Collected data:

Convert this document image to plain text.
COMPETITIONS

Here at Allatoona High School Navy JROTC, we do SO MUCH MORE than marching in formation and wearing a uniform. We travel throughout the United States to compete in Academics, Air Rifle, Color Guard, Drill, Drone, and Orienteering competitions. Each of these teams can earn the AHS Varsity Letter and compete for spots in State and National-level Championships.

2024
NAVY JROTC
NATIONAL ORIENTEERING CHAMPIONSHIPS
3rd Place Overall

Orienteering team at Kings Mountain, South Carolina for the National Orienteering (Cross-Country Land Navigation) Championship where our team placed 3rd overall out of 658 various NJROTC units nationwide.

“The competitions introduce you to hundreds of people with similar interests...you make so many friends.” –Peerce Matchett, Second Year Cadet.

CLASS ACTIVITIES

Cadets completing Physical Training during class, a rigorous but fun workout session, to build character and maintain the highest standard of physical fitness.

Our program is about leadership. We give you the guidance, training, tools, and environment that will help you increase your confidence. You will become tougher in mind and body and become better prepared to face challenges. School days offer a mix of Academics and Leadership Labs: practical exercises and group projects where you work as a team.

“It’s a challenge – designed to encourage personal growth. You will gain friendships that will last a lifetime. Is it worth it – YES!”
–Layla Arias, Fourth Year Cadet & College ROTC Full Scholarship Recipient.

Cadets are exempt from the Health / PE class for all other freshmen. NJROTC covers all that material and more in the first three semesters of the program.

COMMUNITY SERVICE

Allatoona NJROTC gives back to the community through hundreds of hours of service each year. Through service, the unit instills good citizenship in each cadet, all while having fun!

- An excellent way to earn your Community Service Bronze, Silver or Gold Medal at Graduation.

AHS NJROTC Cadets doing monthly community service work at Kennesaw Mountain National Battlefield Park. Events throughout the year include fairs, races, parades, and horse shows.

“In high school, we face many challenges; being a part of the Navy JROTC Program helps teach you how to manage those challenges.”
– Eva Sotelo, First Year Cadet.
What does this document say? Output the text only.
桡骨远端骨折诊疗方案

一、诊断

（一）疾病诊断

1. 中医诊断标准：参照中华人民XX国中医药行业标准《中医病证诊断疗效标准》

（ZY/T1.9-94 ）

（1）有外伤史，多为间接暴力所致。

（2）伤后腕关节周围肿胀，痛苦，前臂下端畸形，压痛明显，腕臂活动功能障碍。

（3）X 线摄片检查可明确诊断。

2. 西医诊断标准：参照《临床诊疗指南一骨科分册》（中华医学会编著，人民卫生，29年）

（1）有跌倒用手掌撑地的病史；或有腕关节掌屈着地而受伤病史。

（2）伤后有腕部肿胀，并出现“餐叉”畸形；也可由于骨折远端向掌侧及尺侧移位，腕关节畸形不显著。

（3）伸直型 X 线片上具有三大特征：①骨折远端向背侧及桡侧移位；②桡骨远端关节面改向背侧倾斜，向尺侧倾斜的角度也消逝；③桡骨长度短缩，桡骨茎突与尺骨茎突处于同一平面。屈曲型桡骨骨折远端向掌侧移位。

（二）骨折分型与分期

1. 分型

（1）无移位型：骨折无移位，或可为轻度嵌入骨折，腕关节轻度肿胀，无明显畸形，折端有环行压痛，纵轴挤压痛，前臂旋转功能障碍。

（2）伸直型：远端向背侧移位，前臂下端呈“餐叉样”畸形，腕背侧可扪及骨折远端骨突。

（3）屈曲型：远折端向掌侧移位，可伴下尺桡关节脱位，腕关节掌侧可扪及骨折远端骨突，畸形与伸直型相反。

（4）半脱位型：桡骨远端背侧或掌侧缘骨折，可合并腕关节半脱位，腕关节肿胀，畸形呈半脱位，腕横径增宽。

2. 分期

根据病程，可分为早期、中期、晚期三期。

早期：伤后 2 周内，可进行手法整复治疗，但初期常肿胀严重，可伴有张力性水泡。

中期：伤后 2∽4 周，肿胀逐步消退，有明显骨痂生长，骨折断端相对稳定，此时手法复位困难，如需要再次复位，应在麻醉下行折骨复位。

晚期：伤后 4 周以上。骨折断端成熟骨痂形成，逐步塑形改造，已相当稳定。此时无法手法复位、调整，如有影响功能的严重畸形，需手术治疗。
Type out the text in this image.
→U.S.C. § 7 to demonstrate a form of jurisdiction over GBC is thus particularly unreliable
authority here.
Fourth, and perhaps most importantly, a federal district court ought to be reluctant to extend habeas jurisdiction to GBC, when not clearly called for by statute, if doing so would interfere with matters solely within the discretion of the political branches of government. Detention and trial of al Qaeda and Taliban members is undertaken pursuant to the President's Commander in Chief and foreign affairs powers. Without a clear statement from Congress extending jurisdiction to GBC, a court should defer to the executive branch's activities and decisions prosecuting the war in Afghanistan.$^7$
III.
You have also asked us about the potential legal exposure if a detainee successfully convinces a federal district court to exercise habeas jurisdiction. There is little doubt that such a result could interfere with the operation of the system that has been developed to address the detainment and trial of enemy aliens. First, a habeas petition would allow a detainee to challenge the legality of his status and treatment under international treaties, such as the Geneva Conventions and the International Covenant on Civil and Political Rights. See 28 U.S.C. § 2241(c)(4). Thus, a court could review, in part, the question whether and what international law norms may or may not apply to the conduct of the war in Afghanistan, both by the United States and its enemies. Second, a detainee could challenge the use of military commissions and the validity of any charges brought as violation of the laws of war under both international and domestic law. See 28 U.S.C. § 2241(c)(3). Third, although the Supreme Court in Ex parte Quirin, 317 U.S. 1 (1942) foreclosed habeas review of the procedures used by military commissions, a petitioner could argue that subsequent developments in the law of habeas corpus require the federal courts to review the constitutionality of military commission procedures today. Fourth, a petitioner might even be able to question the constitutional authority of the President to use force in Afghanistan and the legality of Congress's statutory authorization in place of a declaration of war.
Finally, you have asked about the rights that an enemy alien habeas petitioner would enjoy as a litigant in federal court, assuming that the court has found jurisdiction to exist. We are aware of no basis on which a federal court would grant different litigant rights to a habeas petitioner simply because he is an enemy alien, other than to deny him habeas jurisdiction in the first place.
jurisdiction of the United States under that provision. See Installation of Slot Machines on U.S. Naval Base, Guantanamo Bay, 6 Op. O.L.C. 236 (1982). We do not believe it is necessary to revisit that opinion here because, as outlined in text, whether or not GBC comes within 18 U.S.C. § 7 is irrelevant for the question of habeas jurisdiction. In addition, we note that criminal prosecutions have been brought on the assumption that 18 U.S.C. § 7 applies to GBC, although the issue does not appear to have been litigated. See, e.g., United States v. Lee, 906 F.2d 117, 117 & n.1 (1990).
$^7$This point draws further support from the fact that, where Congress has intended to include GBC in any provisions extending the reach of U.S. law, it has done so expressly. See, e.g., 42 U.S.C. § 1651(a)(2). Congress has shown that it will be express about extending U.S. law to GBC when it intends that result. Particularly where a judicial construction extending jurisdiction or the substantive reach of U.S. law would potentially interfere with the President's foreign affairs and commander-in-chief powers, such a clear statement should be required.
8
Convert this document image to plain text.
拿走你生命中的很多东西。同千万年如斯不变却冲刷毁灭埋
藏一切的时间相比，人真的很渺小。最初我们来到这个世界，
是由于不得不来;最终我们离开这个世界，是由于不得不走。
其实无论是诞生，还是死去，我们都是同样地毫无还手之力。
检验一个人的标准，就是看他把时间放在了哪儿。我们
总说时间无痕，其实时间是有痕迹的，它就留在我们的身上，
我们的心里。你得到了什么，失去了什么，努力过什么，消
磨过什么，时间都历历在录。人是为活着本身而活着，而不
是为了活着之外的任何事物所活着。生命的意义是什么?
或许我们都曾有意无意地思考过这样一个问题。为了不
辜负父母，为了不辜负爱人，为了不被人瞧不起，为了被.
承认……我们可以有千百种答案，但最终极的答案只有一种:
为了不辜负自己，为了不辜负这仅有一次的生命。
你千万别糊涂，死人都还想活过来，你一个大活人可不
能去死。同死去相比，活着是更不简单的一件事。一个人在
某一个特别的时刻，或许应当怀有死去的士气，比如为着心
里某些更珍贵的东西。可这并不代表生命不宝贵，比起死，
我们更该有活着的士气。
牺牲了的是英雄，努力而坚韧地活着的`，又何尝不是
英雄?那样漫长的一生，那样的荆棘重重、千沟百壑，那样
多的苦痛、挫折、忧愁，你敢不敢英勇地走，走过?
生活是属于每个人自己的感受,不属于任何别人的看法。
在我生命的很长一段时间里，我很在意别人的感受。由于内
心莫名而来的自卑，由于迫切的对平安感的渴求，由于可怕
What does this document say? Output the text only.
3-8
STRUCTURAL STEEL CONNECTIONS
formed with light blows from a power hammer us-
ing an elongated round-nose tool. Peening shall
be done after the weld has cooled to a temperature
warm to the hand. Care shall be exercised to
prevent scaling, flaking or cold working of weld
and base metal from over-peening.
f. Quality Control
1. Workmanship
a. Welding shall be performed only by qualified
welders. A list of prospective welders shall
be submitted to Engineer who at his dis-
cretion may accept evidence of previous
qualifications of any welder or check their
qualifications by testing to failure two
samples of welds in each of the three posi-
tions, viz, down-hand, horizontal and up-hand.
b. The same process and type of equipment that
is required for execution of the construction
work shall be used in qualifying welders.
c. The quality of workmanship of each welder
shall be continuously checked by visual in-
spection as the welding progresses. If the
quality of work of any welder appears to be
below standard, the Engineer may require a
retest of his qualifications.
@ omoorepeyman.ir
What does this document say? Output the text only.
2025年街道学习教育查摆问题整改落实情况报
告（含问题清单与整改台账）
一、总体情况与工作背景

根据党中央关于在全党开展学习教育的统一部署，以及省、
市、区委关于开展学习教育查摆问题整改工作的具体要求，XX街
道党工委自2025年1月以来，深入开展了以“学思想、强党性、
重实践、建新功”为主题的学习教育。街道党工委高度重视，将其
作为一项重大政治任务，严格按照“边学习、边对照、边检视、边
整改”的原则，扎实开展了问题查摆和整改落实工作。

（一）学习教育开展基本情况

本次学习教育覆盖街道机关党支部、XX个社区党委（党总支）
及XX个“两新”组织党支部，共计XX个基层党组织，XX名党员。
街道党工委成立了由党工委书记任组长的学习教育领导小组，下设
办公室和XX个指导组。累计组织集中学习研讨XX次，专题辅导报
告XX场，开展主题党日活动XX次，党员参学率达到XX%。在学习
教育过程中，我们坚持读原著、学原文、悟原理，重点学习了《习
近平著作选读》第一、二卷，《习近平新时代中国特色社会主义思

§ **WHAT IS NEEDED**
Gather each line from the listing above that holds "when".

§ **EXERCISE SOLUTION**
Fourth, and perhaps most importantly, a federal district court ought to be reluctant to extend habeas jurisdiction to GBC, when not clearly called for by statute, if doing so would interfere with matters solely within the discretion of the political branches of government. Detention and trial of al Qaeda and Taliban members is undertaken pursuant to the President's Commander in Chief and foreign affairs powers. Without a clear statement from Congress extending jurisdiction to GBC, a court should defer to the executive branch's activities and decisions prosecuting the war in Afghanistan.$^7$
$^7$This point draws further support from the fact that, where Congress has intended to include GBC in any provisions extending the reach of U.S. law, it has done so expressly. See, e.g., 42 U.S.C. § 1651(a)(2). Congress has shown that it will be express about extending U.S. law to GBC when it intends that result. Particularly where a judicial construction extending jurisdiction or the substantive reach of U.S. law would potentially interfere with the President's foreign affairs and commander-in-chief powers, such a clear statement should be required.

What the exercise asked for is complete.